→ Given records
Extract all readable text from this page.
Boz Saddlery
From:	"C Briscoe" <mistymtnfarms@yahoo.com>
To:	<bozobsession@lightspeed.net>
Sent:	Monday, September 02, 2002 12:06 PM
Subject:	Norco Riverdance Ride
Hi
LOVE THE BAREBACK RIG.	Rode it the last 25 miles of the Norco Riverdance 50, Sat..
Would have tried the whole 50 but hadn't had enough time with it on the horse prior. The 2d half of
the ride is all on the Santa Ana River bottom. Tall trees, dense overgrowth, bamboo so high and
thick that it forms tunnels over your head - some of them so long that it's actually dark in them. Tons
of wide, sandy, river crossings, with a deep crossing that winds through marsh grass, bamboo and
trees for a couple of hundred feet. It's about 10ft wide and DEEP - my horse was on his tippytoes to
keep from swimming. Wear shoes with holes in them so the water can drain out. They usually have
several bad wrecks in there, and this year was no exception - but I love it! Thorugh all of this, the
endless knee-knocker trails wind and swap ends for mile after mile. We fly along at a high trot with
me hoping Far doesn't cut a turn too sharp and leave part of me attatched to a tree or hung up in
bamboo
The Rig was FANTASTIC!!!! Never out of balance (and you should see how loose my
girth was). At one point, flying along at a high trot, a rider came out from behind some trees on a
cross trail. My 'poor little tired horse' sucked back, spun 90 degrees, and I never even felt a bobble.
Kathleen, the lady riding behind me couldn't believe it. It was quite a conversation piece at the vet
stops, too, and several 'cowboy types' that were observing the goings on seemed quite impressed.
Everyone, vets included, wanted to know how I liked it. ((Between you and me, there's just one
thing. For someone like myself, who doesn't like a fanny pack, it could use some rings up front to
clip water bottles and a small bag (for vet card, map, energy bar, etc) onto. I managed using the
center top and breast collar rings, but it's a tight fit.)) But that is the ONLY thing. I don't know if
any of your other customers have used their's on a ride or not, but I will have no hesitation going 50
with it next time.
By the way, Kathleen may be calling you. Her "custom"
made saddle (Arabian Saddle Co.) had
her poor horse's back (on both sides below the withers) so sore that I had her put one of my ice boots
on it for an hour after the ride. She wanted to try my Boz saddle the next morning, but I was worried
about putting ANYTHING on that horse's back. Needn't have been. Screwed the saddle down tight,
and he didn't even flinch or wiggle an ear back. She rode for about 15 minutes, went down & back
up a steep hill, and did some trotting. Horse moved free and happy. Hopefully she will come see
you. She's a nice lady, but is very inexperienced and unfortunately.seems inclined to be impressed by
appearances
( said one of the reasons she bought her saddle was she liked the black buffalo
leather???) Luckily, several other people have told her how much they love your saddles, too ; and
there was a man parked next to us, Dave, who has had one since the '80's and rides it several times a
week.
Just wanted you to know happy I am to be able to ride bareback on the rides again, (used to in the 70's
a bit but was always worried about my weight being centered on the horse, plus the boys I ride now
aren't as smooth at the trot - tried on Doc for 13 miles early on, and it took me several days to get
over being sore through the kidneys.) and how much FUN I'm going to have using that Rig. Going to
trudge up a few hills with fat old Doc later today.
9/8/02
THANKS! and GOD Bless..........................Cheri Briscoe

→ What to produce
Copy, from the material, each line that holds the string "lady".

→ Task response
Kathleen, the lady riding behind me couldn't believe it. It was quite a conversation piece at the vet
you. She's a nice lady, but is very inexperienced and unfortunately.seems inclined to be impressed by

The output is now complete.